§ **Written request**
Transcribe all of the records precisely as they are presented.

(Collected data)
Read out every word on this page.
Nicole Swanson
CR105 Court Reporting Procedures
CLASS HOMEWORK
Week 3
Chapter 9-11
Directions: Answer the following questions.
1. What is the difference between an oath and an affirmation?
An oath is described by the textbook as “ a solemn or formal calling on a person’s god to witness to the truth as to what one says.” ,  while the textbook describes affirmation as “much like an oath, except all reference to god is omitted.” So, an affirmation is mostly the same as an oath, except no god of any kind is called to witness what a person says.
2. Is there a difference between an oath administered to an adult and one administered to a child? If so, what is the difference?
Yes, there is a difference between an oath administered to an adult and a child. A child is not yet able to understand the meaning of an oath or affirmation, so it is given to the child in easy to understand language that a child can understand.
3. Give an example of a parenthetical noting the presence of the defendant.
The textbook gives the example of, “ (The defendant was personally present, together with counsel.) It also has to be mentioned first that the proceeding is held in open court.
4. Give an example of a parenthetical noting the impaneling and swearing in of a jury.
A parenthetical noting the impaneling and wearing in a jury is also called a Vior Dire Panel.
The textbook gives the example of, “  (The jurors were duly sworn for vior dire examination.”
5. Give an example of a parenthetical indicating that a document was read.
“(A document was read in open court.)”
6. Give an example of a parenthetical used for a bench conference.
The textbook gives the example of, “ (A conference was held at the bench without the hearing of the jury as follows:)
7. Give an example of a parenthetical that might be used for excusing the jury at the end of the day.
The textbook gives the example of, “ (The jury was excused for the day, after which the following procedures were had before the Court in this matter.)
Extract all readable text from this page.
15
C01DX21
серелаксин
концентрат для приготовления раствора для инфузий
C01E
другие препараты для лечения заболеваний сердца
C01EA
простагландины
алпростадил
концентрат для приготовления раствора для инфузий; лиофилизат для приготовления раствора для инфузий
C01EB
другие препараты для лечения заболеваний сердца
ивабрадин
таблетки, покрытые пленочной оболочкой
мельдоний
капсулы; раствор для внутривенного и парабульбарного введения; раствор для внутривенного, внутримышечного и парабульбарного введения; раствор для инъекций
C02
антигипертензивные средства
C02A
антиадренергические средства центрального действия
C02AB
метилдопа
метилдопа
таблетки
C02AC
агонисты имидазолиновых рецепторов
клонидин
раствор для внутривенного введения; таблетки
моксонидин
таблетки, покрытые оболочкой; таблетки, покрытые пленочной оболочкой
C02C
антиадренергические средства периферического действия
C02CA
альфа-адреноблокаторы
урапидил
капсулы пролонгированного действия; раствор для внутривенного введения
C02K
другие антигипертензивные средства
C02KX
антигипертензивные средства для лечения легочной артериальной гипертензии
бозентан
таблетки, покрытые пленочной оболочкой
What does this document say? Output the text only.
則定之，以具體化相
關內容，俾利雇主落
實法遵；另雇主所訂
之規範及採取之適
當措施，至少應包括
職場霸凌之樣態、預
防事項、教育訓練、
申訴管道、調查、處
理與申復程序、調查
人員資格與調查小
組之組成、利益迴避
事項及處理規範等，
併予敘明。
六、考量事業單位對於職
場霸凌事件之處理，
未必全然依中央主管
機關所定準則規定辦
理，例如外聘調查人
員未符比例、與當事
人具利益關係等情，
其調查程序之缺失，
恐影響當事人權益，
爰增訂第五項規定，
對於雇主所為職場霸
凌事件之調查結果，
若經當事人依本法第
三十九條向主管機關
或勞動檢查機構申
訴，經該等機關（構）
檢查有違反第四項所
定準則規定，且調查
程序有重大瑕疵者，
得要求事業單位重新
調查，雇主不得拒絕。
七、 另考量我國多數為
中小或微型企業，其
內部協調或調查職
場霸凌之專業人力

§ **Task output**
Read out every word on this page.
Nicole Swanson
CR105 Court Reporting Procedures
CLASS HOMEWORK
Week 3
Chapter 9-11
Directions: Answer the following questions.
1. What is the difference between an oath and an affirmation?
An oath is described by the textbook as “ a solemn or formal calling on a person’s god to witness to the truth as to what one says.” ,  while the textbook describes affirmation as “much like an oath, except all reference to god is omitted.” So, an affirmation is mostly the same as an oath, except no god of any kind is called to witness what a person says.
2. Is there a difference between an oath administered to an adult and one administered to a child? If so, what is the difference?
Yes, there is a difference between an oath administered to an adult and a child. A child is not yet able to understand the meaning of an oath or affirmation, so it is given to the child in easy to understand language that a child can understand.
3. Give an example of a parenthetical noting the presence of the defendant.
The textbook gives the example of, “ (The defendant was personally present, together with counsel.) It also has to be mentioned first that the proceeding is held in open court.
4. Give an example of a parenthetical noting the impaneling and swearing in of a jury.
A parenthetical noting the impaneling and wearing in a jury is also called a Vior Dire Panel.
The textbook gives the example of, “  (The jurors were duly sworn for vior dire examination.”
5. Give an example of a parenthetical indicating that a document was read.
“(A document was read in open court.)”
6. Give an example of a parenthetical used for a bench conference.
The textbook gives the example of, “ (A conference was held at the bench without the hearing of the jury as follows:)
7. Give an example of a parenthetical that might be used for excusing the jury at the end of the day.
The textbook gives the example of, “ (The jury was excused for the day, after which the following procedures were had before the Court in this matter.)
Extract all readable text from this page.
15
C01DX21
серелаксин
концентрат для приготовления раствора для инфузий
C01E
другие препараты для лечения заболеваний сердца
C01EA
простагландины
алпростадил
концентрат для приготовления раствора для инфузий; лиофилизат для приготовления раствора для инфузий
C01EB
другие препараты для лечения заболеваний сердца
ивабрадин
таблетки, покрытые пленочной оболочкой
мельдоний
капсулы; раствор для внутривенного и парабульбарного введения; раствор для внутривенного, внутримышечного и парабульбарного введения; раствор для инъекций
C02
антигипертензивные средства
C02A
антиадренергические средства центрального действия
C02AB
метилдопа
метилдопа
таблетки
C02AC
агонисты имидазолиновых рецепторов
клонидин
раствор для внутривенного введения; таблетки
моксонидин
таблетки, покрытые оболочкой; таблетки, покрытые пленочной оболочкой
C02C
антиадренергические средства периферического действия
C02CA
альфа-адреноблокаторы
урапидил
капсулы пролонгированного действия; раствор для внутривенного введения
C02K
другие антигипертензивные средства
C02KX
антигипертензивные средства для лечения легочной артериальной гипертензии
бозентан
таблетки, покрытые пленочной оболочкой
What does this document say? Output the text only.
則定之，以具體化相
關內容，俾利雇主落
實法遵；另雇主所訂
之規範及採取之適
當措施，至少應包括
職場霸凌之樣態、預
防事項、教育訓練、
申訴管道、調查、處
理與申復程序、調查
人員資格與調查小
組之組成、利益迴避
事項及處理規範等，
併予敘明。
六、考量事業單位對於職
場霸凌事件之處理，
未必全然依中央主管
機關所定準則規定辦
理，例如外聘調查人
員未符比例、與當事
人具利益關係等情，
其調查程序之缺失，
恐影響當事人權益，
爰增訂第五項規定，
對於雇主所為職場霸
凌事件之調查結果，
若經當事人依本法第
三十九條向主管機關
或勞動檢查機構申
訴，經該等機關（構）
檢查有違反第四項所
定準則規定，且調查
程序有重大瑕疵者，
得要求事業單位重新
調查，雇主不得拒絕。
七、 另考量我國多數為
中小或微型企業，其
內部協調或調查職
場霸凌之專業人力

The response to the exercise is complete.